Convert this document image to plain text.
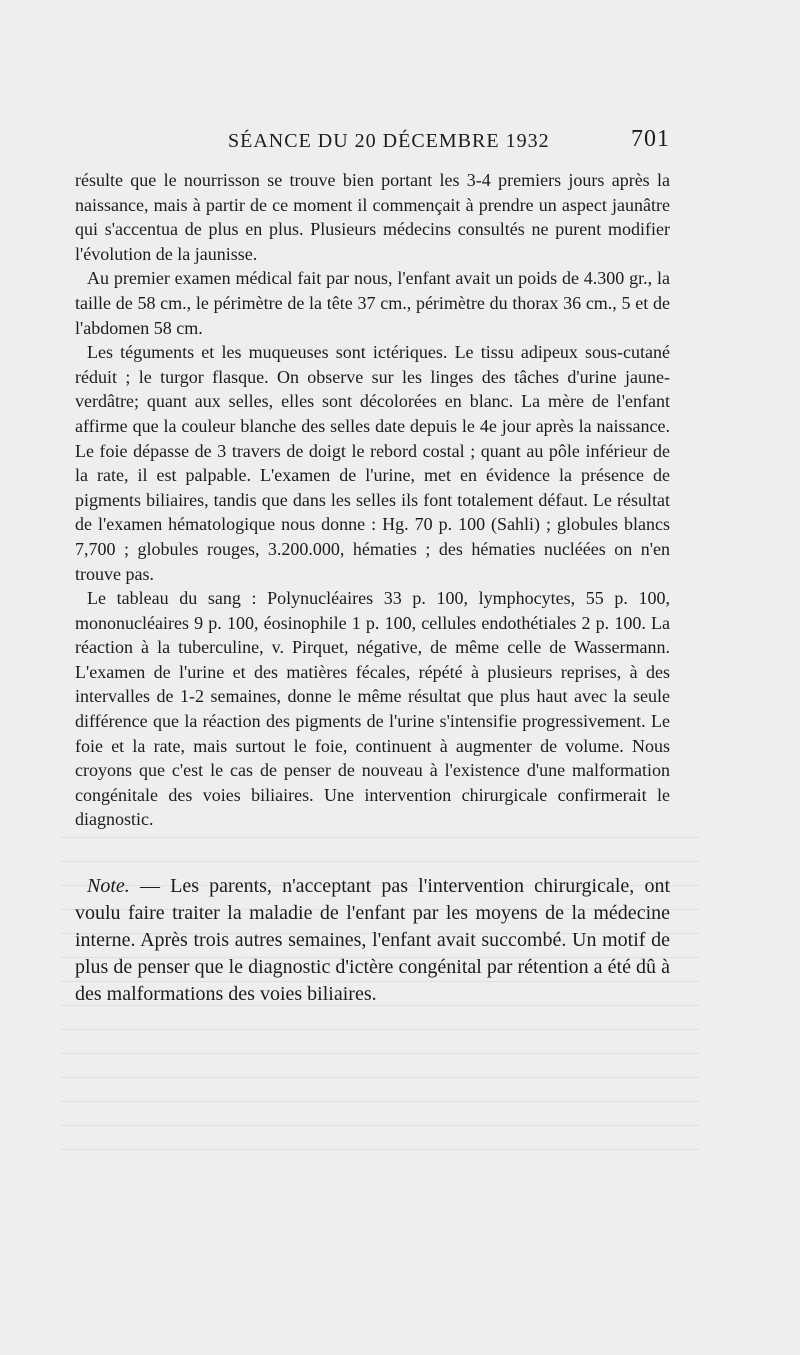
SÉANCE DU 20 DÉCEMBRE 1932	701

résulte que le nourrisson se trouve bien portant les 3-4 premiers jours après la naissance, mais à partir de ce moment il commençait à prendre un aspect jaunâtre qui s'accentua de plus en plus. Plusieurs médecins consultés ne purent modifier l'évolution de la jaunisse.

Au premier examen médical fait par nous, l'enfant avait un poids de 4.300 gr., la taille de 58 cm., le périmètre de la tête 37 cm., périmètre du thorax 36 cm., 5 et de l'abdomen 58 cm.

Les téguments et les muqueuses sont ictériques. Le tissu adipeux sous-cutané réduit ; le turgor flasque. On observe sur les linges des tâches d'urine jaune-verdâtre; quant aux selles, elles sont décolorées en blanc. La mère de l'enfant affirme que la couleur blanche des selles date depuis le 4e jour après la naissance. Le foie dépasse de 3 travers de doigt le rebord costal ; quant au pôle inférieur de la rate, il est palpable. L'examen de l'urine, met en évidence la présence de pigments biliaires, tandis que dans les selles ils font totalement défaut. Le résultat de l'examen hématologique nous donne : Hg. 70 p. 100 (Sahli) ; globules blancs 7,700 ; globules rouges, 3.200.000, hématies ; des hématies nucléées on n'en trouve pas.

Le tableau du sang : Polynucléaires 33 p. 100, lymphocytes, 55 p. 100, mononucléaires 9 p. 100, éosinophile 1 p. 100, cellules endothétiales 2 p. 100. La réaction à la tuberculine, v. Pirquet, négative, de même celle de Wassermann. L'examen de l'urine et des matières fécales, répété à plusieurs reprises, à des intervalles de 1-2 semaines, donne le même résultat que plus haut avec la seule différence que la réaction des pigments de l'urine s'intensifie progressivement. Le foie et la rate, mais surtout le foie, continuent à augmenter de volume. Nous croyons que c'est le cas de penser de nouveau à l'existence d'une malformation congénitale des voies biliaires. Une intervention chirurgicale confirmerait le diagnostic.

Note. — Les parents, n'acceptant pas l'intervention chirurgicale, ont voulu faire traiter la maladie de l'enfant par les moyens de la médecine interne. Après trois autres semaines, l'enfant avait succombé. Un motif de plus de penser que le diagnostic d'ictère congénital par rétention a été dû à des malformations des voies biliaires.
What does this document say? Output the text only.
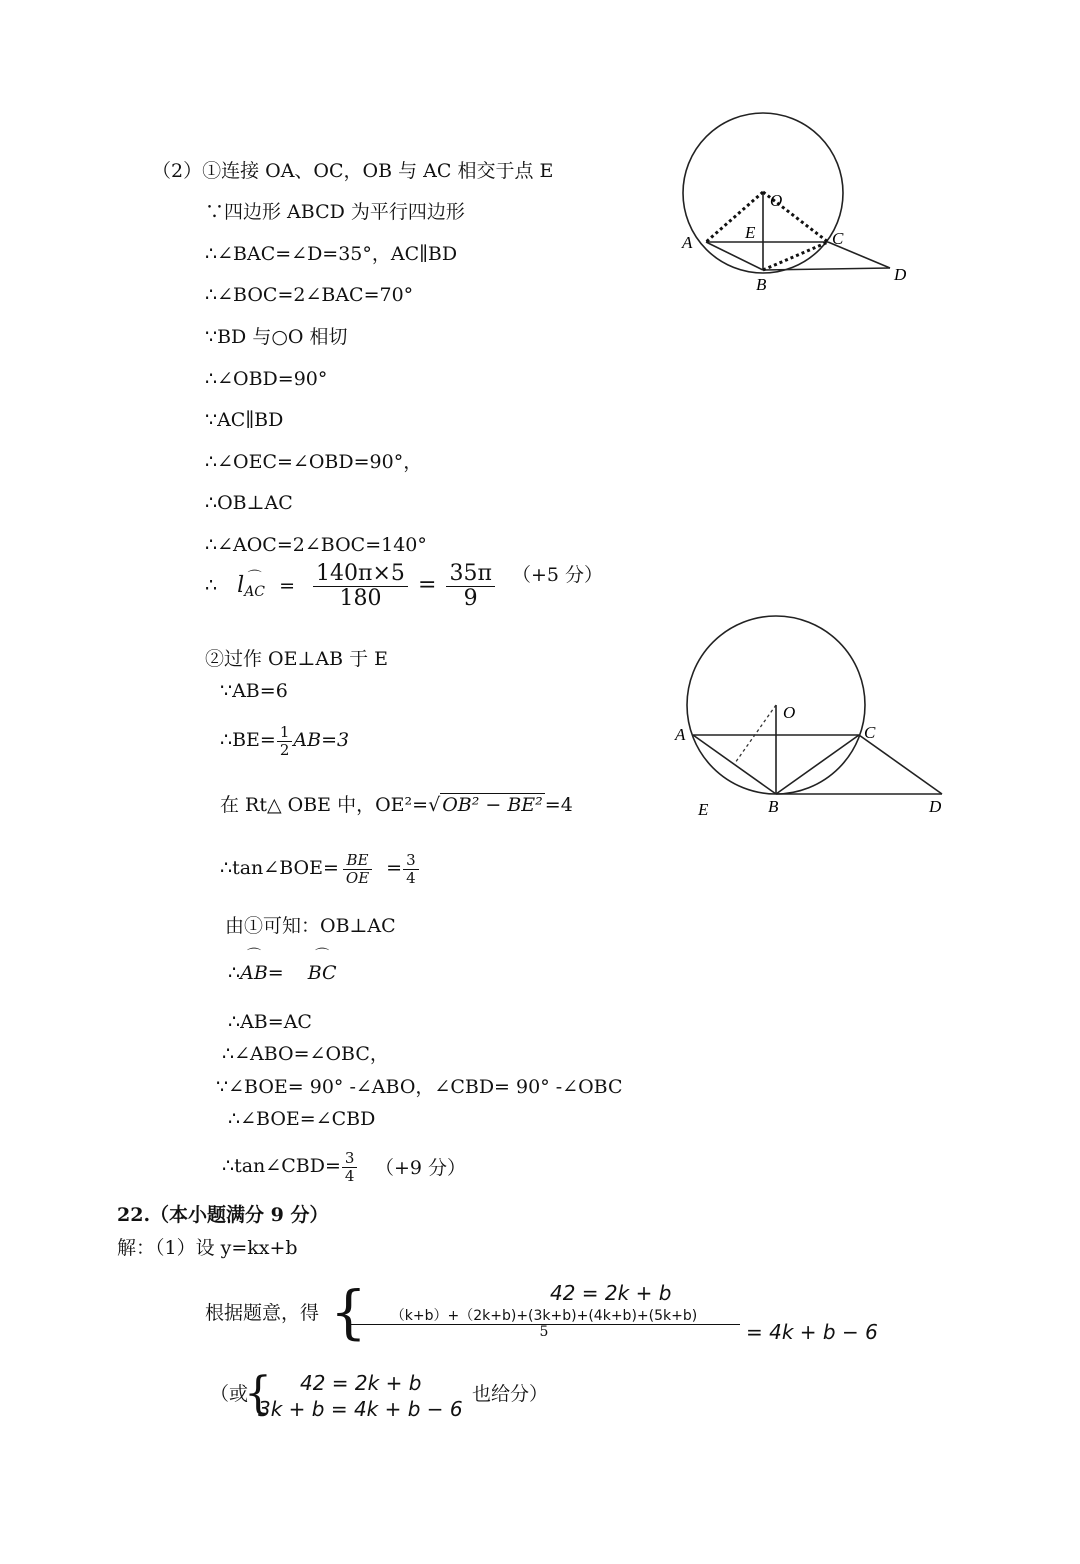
（2）①连接 OA、OC，OB 与 AC 相交于点 E
∵四边形 ABCD 为平行四边形
∴∠BAC=∠D=35°，AC∥BD
∴∠BOC=2∠BAC=70°
∵BD 与○O 相切
∴∠OBD=90°
∵AC∥BD
∴∠OEC=∠OBD=90°，
∴OB⊥AC
∴∠AOC=2∠BOC=140°
∴ l⌒ $_{AC} = \frac{140\pi\times 5}{180} = \frac{35\pi}{9} (+5$ 分）
O
E
A	C
B
D
②过作 OE⊥AB 于 E
∵AB=6
∴BE= $\frac{1}{2} AB=3$
在 Rt△ OBE 中，OE²=√ OB² − BE² =4
∴tan∠BOE= $\frac{BE}{OE} = \frac{3}{4}$
由①可知：OB⊥AC
∴⌒ AB=⌒ BC
∴AB=AC
∴∠ABO=∠OBC，
∵∠BOE= 90° -∠ABO，∠CBD= 90° -∠OBC
∴∠BOE=∠CBD
∴tan∠CBD= $\frac{3}{4} (+9$ 分）
O
A	C
E	B	D
22.（本小题满分 9 分）
解：（1）设 y=kx+b
根据题意，得 {	42 = 2k + b
$\frac{(k+b)+(2k+b)+(3k+b)+(4k+b)+(5k+b)}{5} = 4k + b - 6$
（或
{ 42 = 2k + b
3k + b = 4k + b − 6
也给分）
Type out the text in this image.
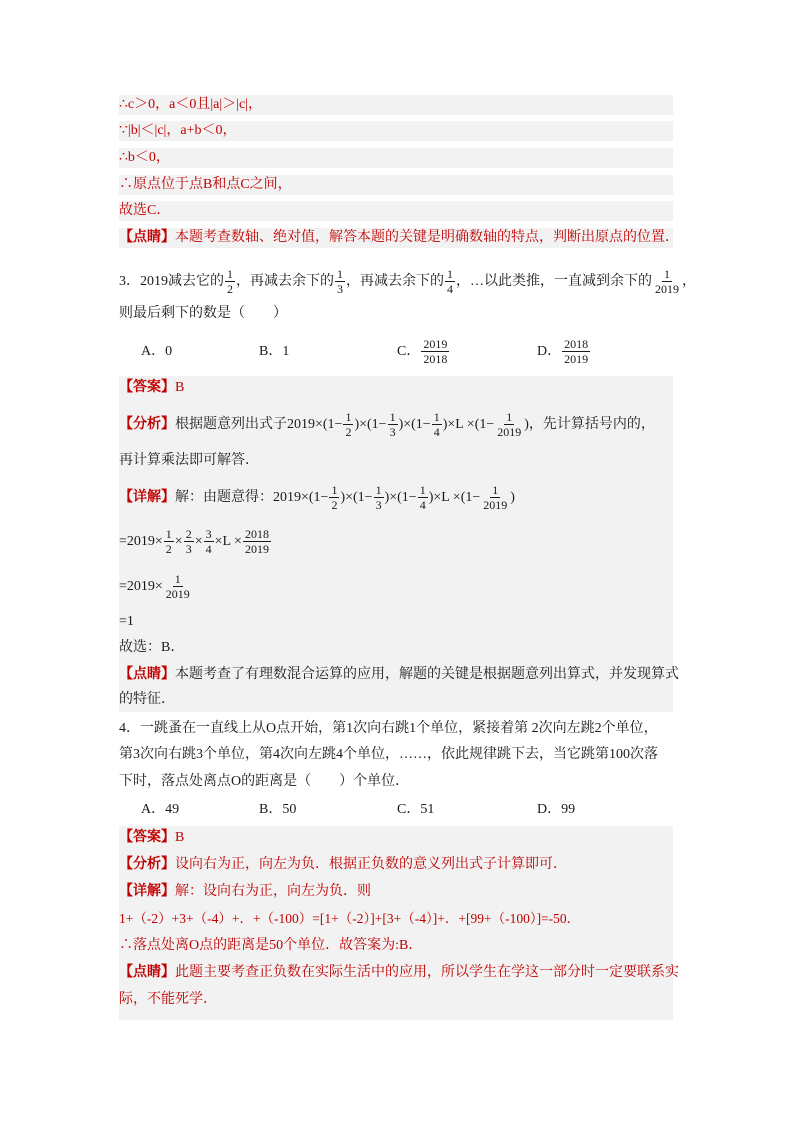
∴c＞0，a＜0且|a|＞|c|，
∵|b|＜|c|，a+b＜0，
∴b＜0，
∴原点位于点B和点C之间，
故选C．
【点睛】本题考查数轴、绝对值，解答本题的关键是明确数轴的特点，判断出原点的位置．
3．2019减去它的 $\frac{1}{2}$ ，再减去余下的 $\frac{1}{3}$ ，再减去余下的 $\frac{1}{4}$ ，…以此类推，一直减到余下的 $\frac{1}{2019}$ ，
则最后剩下的数是（　　）
A．0	B．1	C． $\frac{2019}{2018}$	D． $\frac{2018}{2019}$
【答案】B
【分析】根据题意列出式子$2019\times(1- \frac{1}{2} )\times(1- \frac{1}{3} )\times(1- \frac{1}{4} )\times L \times(1- \frac{1}{2019}$ )，先计算括号内的，
再计算乘法即可解答．
【详解】解：由题意得：$2019\times(1- \frac{1}{2} )\times(1- \frac{1}{3} )\times(1- \frac{1}{4} )\times L \times(1- \frac{1}{2019}$ )
$=2019\times \frac{1}{2} \times \frac{2}{3} \times \frac{3}{4} \times L \times \frac{2018}{2019}$
$=2019\times \frac{1}{2019}$
=1
故选：B．
【点睛】本题考查了有理数混合运算的应用，解题的关键是根据题意列出算式，并发现算式
的特征．
4．一跳蚤在一直线上从O点开始，第1次向右跳1个单位，紧接着第 2次向左跳2个单位，
第3次向右跳3个单位，第4次向左跳4个单位，……，依此规律跳下去，当它跳第100次落
下时，落点处离点O的距离是（　　）个单位．
A．49	B．50	C．51	D．99
【答案】B
【分析】设向右为正，向左为负．根据正负数的意义列出式子计算即可．
【详解】解：设向右为正，向左为负．则
1+（-2）+3+（-4）+．+（-100）=[1+（-2）]+[3+（-4）]+．+[99+（-100）]=-50．
∴落点处离O点的距离是50个单位．故答案为:B．
【点睛】此题主要考查正负数在实际生活中的应用，所以学生在学这一部分时一定要联系实
际，不能死学．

#### [YOUR OBJECTIVE]
Leave the images out, please, and restate each line word for word.

#### [RESPONSE BELOW]
Convert this document image to plain text.
SÉANCE DU 20 DÉCEMBRE 1932	701

résulte que le nourrisson se trouve bien portant les 3-4 premiers jours après la naissance, mais à partir de ce moment il commençait à prendre un aspect jaunâtre qui s'accentua de plus en plus. Plusieurs médecins consultés ne purent modifier l'évolution de la jaunisse.

Au premier examen médical fait par nous, l'enfant avait un poids de 4.300 gr., la taille de 58 cm., le périmètre de la tête 37 cm., périmètre du thorax 36 cm., 5 et de l'abdomen 58 cm.

Les téguments et les muqueuses sont ictériques. Le tissu adipeux sous-cutané réduit ; le turgor flasque. On observe sur les linges des tâches d'urine jaune-verdâtre; quant aux selles, elles sont décolorées en blanc. La mère de l'enfant affirme que la couleur blanche des selles date depuis le 4e jour après la naissance. Le foie dépasse de 3 travers de doigt le rebord costal ; quant au pôle inférieur de la rate, il est palpable. L'examen de l'urine, met en évidence la présence de pigments biliaires, tandis que dans les selles ils font totalement défaut. Le résultat de l'examen hématologique nous donne : Hg. 70 p. 100 (Sahli) ; globules blancs 7,700 ; globules rouges, 3.200.000, hématies ; des hématies nucléées on n'en trouve pas.

Le tableau du sang : Polynucléaires 33 p. 100, lymphocytes, 55 p. 100, mononucléaires 9 p. 100, éosinophile 1 p. 100, cellules endothétiales 2 p. 100. La réaction à la tuberculine, v. Pirquet, négative, de même celle de Wassermann. L'examen de l'urine et des matières fécales, répété à plusieurs reprises, à des intervalles de 1-2 semaines, donne le même résultat que plus haut avec la seule différence que la réaction des pigments de l'urine s'intensifie progressivement. Le foie et la rate, mais surtout le foie, continuent à augmenter de volume. Nous croyons que c'est le cas de penser de nouveau à l'existence d'une malformation congénitale des voies biliaires. Une intervention chirurgicale confirmerait le diagnostic.

Note. — Les parents, n'acceptant pas l'intervention chirurgicale, ont voulu faire traiter la maladie de l'enfant par les moyens de la médecine interne. Après trois autres semaines, l'enfant avait succombé. Un motif de plus de penser que le diagnostic d'ictère congénital par rétention a été dû à des malformations des voies biliaires.
What does this document say? Output the text only.
（2）①连接 OA、OC，OB 与 AC 相交于点 E
∵四边形 ABCD 为平行四边形
∴∠BAC=∠D=35°，AC∥BD
∴∠BOC=2∠BAC=70°
∵BD 与○O 相切
∴∠OBD=90°
∵AC∥BD
∴∠OEC=∠OBD=90°，
∴OB⊥AC
∴∠AOC=2∠BOC=140°
∴ l⌒ $_{AC} = \frac{140\pi\times 5}{180} = \frac{35\pi}{9} (+5$ 分）
O
E
A	C
B
D
②过作 OE⊥AB 于 E
∵AB=6
∴BE= $\frac{1}{2} AB=3$
在 Rt△ OBE 中，OE²=√ OB² − BE² =4
∴tan∠BOE= $\frac{BE}{OE} = \frac{3}{4}$
由①可知：OB⊥AC
∴⌒ AB=⌒ BC
∴AB=AC
∴∠ABO=∠OBC，
∵∠BOE= 90° -∠ABO，∠CBD= 90° -∠OBC
∴∠BOE=∠CBD
∴tan∠CBD= $\frac{3}{4} (+9$ 分）
O
A	C
E	B	D
22.（本小题满分 9 分）
解：（1）设 y=kx+b
根据题意，得 {	42 = 2k + b
$\frac{(k+b)+(2k+b)+(3k+b)+(4k+b)+(5k+b)}{5} = 4k + b - 6$
（或
{ 42 = 2k + b
3k + b = 4k + b − 6
也给分）
Type out the text in this image.
∴c＞0，a＜0且|a|＞|c|，
∵|b|＜|c|，a+b＜0，
∴b＜0，
∴原点位于点B和点C之间，
故选C．
【点睛】本题考查数轴、绝对值，解答本题的关键是明确数轴的特点，判断出原点的位置．
3．2019减去它的 $\frac{1}{2}$ ，再减去余下的 $\frac{1}{3}$ ，再减去余下的 $\frac{1}{4}$ ，…以此类推，一直减到余下的 $\frac{1}{2019}$ ，
则最后剩下的数是（　　）
A．0	B．1	C． $\frac{2019}{2018}$	D． $\frac{2018}{2019}$
【答案】B
【分析】根据题意列出式子$2019\times(1- \frac{1}{2} )\times(1- \frac{1}{3} )\times(1- \frac{1}{4} )\times L \times(1- \frac{1}{2019}$ )，先计算括号内的，
再计算乘法即可解答．
【详解】解：由题意得：$2019\times(1- \frac{1}{2} )\times(1- \frac{1}{3} )\times(1- \frac{1}{4} )\times L \times(1- \frac{1}{2019}$ )
$=2019\times \frac{1}{2} \times \frac{2}{3} \times \frac{3}{4} \times L \times \frac{2018}{2019}$
$=2019\times \frac{1}{2019}$
=1
故选：B．
【点睛】本题考查了有理数混合运算的应用，解题的关键是根据题意列出算式，并发现算式
的特征．
4．一跳蚤在一直线上从O点开始，第1次向右跳1个单位，紧接着第 2次向左跳2个单位，
第3次向右跳3个单位，第4次向左跳4个单位，……，依此规律跳下去，当它跳第100次落
下时，落点处离点O的距离是（　　）个单位．
A．49	B．50	C．51	D．99
【答案】B
【分析】设向右为正，向左为负．根据正负数的意义列出式子计算即可．
【详解】解：设向右为正，向左为负．则
1+（-2）+3+（-4）+．+（-100）=[1+（-2）]+[3+（-4）]+．+[99+（-100）]=-50．
∴落点处离O点的距离是50个单位．故答案为:B．
【点睛】此题主要考查正负数在实际生活中的应用，所以学生在学这一部分时一定要联系实
际，不能死学．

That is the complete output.